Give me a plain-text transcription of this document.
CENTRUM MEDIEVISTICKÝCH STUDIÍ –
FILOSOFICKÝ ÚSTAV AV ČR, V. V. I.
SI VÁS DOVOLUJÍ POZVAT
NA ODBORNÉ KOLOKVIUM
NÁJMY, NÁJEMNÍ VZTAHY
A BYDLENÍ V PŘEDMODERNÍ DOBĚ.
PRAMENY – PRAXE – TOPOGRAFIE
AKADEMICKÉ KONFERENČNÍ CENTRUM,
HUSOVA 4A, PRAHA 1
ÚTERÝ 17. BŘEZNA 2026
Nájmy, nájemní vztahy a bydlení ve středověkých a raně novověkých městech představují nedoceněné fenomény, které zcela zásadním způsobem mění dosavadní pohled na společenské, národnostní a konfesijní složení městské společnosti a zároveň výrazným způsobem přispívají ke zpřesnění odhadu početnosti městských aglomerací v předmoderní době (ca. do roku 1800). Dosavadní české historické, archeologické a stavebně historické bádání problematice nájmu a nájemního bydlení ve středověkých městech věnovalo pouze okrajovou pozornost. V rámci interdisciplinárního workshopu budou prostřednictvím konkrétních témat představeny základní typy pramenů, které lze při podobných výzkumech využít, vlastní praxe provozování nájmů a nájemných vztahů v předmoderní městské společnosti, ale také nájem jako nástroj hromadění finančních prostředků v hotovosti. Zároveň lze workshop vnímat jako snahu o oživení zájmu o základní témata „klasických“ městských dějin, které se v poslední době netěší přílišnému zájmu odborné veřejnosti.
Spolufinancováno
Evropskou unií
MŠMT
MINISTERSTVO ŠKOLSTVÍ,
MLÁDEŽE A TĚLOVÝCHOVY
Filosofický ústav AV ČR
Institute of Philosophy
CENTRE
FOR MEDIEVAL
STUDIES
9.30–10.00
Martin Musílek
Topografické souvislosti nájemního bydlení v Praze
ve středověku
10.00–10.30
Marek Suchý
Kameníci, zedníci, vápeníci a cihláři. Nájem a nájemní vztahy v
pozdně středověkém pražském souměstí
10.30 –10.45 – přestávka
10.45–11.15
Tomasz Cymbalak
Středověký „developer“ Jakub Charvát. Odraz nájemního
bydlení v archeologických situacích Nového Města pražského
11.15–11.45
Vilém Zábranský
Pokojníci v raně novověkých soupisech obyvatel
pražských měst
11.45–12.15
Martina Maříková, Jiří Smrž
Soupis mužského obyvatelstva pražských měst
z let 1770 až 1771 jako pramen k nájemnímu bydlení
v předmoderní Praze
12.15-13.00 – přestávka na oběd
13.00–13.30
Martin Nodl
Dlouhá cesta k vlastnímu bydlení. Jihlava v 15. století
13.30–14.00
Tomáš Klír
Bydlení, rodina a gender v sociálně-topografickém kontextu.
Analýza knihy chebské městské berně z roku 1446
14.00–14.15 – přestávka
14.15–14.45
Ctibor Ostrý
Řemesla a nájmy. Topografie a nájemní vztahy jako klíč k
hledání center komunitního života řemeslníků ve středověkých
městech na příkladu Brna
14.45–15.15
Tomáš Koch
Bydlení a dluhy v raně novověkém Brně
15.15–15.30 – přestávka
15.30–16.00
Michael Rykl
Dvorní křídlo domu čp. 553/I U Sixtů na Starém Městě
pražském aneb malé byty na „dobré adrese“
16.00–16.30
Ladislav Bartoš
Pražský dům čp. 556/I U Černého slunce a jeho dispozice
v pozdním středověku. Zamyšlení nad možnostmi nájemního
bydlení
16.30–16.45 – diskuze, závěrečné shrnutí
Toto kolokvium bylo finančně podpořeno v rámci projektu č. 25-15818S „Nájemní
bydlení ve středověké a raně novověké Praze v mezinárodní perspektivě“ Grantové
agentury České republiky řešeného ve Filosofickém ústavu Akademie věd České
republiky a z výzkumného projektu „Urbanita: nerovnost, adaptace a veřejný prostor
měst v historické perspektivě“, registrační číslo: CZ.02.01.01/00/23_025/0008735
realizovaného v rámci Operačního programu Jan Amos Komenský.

*Job*.
Please reproduce the entire listing, exactly as shown.

*Written solution*.
Give me a plain-text transcription of this document.
CENTRUM MEDIEVISTICKÝCH STUDIÍ –
FILOSOFICKÝ ÚSTAV AV ČR, V. V. I.
SI VÁS DOVOLUJÍ POZVAT
NA ODBORNÉ KOLOKVIUM
NÁJMY, NÁJEMNÍ VZTAHY
A BYDLENÍ V PŘEDMODERNÍ DOBĚ.
PRAMENY – PRAXE – TOPOGRAFIE
AKADEMICKÉ KONFERENČNÍ CENTRUM,
HUSOVA 4A, PRAHA 1
ÚTERÝ 17. BŘEZNA 2026
Nájmy, nájemní vztahy a bydlení ve středověkých a raně novověkých městech představují nedoceněné fenomény, které zcela zásadním způsobem mění dosavadní pohled na společenské, národnostní a konfesijní složení městské společnosti a zároveň výrazným způsobem přispívají ke zpřesnění odhadu početnosti městských aglomerací v předmoderní době (ca. do roku 1800). Dosavadní české historické, archeologické a stavebně historické bádání problematice nájmu a nájemního bydlení ve středověkých městech věnovalo pouze okrajovou pozornost. V rámci interdisciplinárního workshopu budou prostřednictvím konkrétních témat představeny základní typy pramenů, které lze při podobných výzkumech využít, vlastní praxe provozování nájmů a nájemných vztahů v předmoderní městské společnosti, ale také nájem jako nástroj hromadění finančních prostředků v hotovosti. Zároveň lze workshop vnímat jako snahu o oživení zájmu o základní témata „klasických“ městských dějin, které se v poslední době netěší přílišnému zájmu odborné veřejnosti.
Spolufinancováno
Evropskou unií
MŠMT
MINISTERSTVO ŠKOLSTVÍ,
MLÁDEŽE A TĚLOVÝCHOVY
Filosofický ústav AV ČR
Institute of Philosophy
CENTRE
FOR MEDIEVAL
STUDIES
9.30–10.00
Martin Musílek
Topografické souvislosti nájemního bydlení v Praze
ve středověku
10.00–10.30
Marek Suchý
Kameníci, zedníci, vápeníci a cihláři. Nájem a nájemní vztahy v
pozdně středověkém pražském souměstí
10.30 –10.45 – přestávka
10.45–11.15
Tomasz Cymbalak
Středověký „developer“ Jakub Charvát. Odraz nájemního
bydlení v archeologických situacích Nového Města pražského
11.15–11.45
Vilém Zábranský
Pokojníci v raně novověkých soupisech obyvatel
pražských měst
11.45–12.15
Martina Maříková, Jiří Smrž
Soupis mužského obyvatelstva pražských měst
z let 1770 až 1771 jako pramen k nájemnímu bydlení
v předmoderní Praze
12.15-13.00 – přestávka na oběd
13.00–13.30
Martin Nodl
Dlouhá cesta k vlastnímu bydlení. Jihlava v 15. století
13.30–14.00
Tomáš Klír
Bydlení, rodina a gender v sociálně-topografickém kontextu.
Analýza knihy chebské městské berně z roku 1446
14.00–14.15 – přestávka
14.15–14.45
Ctibor Ostrý
Řemesla a nájmy. Topografie a nájemní vztahy jako klíč k
hledání center komunitního života řemeslníků ve středověkých
městech na příkladu Brna
14.45–15.15
Tomáš Koch
Bydlení a dluhy v raně novověkém Brně
15.15–15.30 – přestávka
15.30–16.00
Michael Rykl
Dvorní křídlo domu čp. 553/I U Sixtů na Starém Městě
pražském aneb malé byty na „dobré adrese“
16.00–16.30
Ladislav Bartoš
Pražský dům čp. 556/I U Černého slunce a jeho dispozice
v pozdním středověku. Zamyšlení nad možnostmi nájemního
bydlení
16.30–16.45 – diskuze, závěrečné shrnutí
Toto kolokvium bylo finančně podpořeno v rámci projektu č. 25-15818S „Nájemní
bydlení ve středověké a raně novověké Praze v mezinárodní perspektivě“ Grantové
agentury České republiky řešeného ve Filosofickém ústavu Akademie věd České
republiky a z výzkumného projektu „Urbanita: nerovnost, adaptace a veřejný prostor
měst v historické perspektivě“, registrační číslo: CZ.02.01.01/00/23_025/0008735
realizovaného v rámci Operačního programu Jan Amos Komenský.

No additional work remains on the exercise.